- **What you are asked to do**
Reproduce every line of the data below without changing a single character.

------------------------

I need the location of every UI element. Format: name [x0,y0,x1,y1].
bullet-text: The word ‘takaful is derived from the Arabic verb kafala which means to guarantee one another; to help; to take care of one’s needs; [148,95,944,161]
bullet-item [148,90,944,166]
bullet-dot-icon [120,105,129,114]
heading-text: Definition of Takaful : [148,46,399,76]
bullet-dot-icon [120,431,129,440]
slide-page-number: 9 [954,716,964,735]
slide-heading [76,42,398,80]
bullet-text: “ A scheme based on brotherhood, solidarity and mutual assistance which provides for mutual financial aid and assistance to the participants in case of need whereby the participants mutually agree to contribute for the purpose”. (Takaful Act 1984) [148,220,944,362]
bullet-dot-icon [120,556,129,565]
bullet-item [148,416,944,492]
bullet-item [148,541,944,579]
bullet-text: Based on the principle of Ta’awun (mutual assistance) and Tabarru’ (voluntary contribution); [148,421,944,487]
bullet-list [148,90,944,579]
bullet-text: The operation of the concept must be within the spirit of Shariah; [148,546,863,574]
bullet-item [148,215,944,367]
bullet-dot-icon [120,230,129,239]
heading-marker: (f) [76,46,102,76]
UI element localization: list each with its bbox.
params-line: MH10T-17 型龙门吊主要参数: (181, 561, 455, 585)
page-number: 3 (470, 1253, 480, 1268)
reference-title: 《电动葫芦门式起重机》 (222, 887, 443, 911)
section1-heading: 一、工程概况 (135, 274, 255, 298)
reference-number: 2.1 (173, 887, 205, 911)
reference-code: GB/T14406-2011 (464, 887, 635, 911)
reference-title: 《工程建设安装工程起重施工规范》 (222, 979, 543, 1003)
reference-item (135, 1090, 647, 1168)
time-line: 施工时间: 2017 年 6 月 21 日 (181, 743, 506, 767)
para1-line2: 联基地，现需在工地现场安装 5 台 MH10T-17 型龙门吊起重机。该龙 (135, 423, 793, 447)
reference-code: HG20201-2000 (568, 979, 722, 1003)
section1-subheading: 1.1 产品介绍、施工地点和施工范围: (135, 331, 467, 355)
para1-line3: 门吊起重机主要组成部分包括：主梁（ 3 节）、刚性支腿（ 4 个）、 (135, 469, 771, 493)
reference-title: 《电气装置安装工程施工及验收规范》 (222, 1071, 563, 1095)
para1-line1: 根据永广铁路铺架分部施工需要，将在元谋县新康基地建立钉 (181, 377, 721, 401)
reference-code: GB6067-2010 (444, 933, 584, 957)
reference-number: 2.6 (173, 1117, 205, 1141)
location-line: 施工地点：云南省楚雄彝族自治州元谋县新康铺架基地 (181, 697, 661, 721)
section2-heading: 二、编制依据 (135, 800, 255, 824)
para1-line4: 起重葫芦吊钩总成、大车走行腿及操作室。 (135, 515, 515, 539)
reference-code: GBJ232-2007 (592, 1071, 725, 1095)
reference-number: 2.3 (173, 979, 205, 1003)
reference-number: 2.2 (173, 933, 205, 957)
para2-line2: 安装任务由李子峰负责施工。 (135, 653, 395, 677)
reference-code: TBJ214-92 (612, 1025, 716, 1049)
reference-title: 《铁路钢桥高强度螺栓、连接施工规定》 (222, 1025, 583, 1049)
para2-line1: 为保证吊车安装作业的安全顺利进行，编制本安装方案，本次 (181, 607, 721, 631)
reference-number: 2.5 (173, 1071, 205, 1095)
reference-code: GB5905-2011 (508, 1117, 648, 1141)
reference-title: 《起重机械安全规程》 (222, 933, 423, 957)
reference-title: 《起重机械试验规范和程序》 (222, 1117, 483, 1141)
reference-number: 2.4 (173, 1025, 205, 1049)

------------------------

- **The completed task**
I need the location of every UI element. Format: name [x0,y0,x1,y1].
bullet-text: The word ‘takaful is derived from the Arabic verb kafala which means to guarantee one another; to help; to take care of one’s needs; [148,95,944,161]
bullet-item [148,90,944,166]
bullet-dot-icon [120,105,129,114]
heading-text: Definition of Takaful : [148,46,399,76]
bullet-dot-icon [120,431,129,440]
slide-page-number: 9 [954,716,964,735]
slide-heading [76,42,398,80]
bullet-text: “ A scheme based on brotherhood, solidarity and mutual assistance which provides for mutual financial aid and assistance to the participants in case of need whereby the participants mutually agree to contribute for the purpose”. (Takaful Act 1984) [148,220,944,362]
bullet-dot-icon [120,556,129,565]
bullet-item [148,416,944,492]
bullet-item [148,541,944,579]
bullet-text: Based on the principle of Ta’awun (mutual assistance) and Tabarru’ (voluntary contribution); [148,421,944,487]
bullet-list [148,90,944,579]
bullet-text: The operation of the concept must be within the spirit of Shariah; [148,546,863,574]
bullet-item [148,215,944,367]
bullet-dot-icon [120,230,129,239]
heading-marker: (f) [76,46,102,76]
UI element localization: list each with its bbox.
params-line: MH10T-17 型龙门吊主要参数: (181, 561, 455, 585)
page-number: 3 (470, 1253, 480, 1268)
reference-title: 《电动葫芦门式起重机》 (222, 887, 443, 911)
section1-heading: 一、工程概况 (135, 274, 255, 298)
reference-number: 2.1 (173, 887, 205, 911)
reference-code: GB/T14406-2011 (464, 887, 635, 911)
reference-title: 《工程建设安装工程起重施工规范》 (222, 979, 543, 1003)
reference-item (135, 1090, 647, 1168)
time-line: 施工时间: 2017 年 6 月 21 日 (181, 743, 506, 767)
para1-line2: 联基地，现需在工地现场安装 5 台 MH10T-17 型龙门吊起重机。该龙 (135, 423, 793, 447)
reference-code: HG20201-2000 (568, 979, 722, 1003)
section1-subheading: 1.1 产品介绍、施工地点和施工范围: (135, 331, 467, 355)
para1-line3: 门吊起重机主要组成部分包括：主梁（ 3 节）、刚性支腿（ 4 个）、 (135, 469, 771, 493)
reference-title: 《电气装置安装工程施工及验收规范》 (222, 1071, 563, 1095)
para1-line1: 根据永广铁路铺架分部施工需要，将在元谋县新康基地建立钉 (181, 377, 721, 401)
reference-code: GB6067-2010 (444, 933, 584, 957)
reference-number: 2.6 (173, 1117, 205, 1141)
location-line: 施工地点：云南省楚雄彝族自治州元谋县新康铺架基地 (181, 697, 661, 721)
section2-heading: 二、编制依据 (135, 800, 255, 824)
para1-line4: 起重葫芦吊钩总成、大车走行腿及操作室。 (135, 515, 515, 539)
reference-code: GBJ232-2007 (592, 1071, 725, 1095)
reference-number: 2.3 (173, 979, 205, 1003)
reference-number: 2.2 (173, 933, 205, 957)
para2-line2: 安装任务由李子峰负责施工。 (135, 653, 395, 677)
reference-code: TBJ214-92 (612, 1025, 716, 1049)
reference-title: 《铁路钢桥高强度螺栓、连接施工规定》 (222, 1025, 583, 1049)
para2-line1: 为保证吊车安装作业的安全顺利进行，编制本安装方案，本次 (181, 607, 721, 631)
reference-number: 2.5 (173, 1071, 205, 1095)
reference-code: GB5905-2011 (508, 1117, 648, 1141)
reference-title: 《起重机械安全规程》 (222, 933, 423, 957)
reference-title: 《起重机械试验规范和程序》 (222, 1117, 483, 1141)
reference-number: 2.4 (173, 1025, 205, 1049)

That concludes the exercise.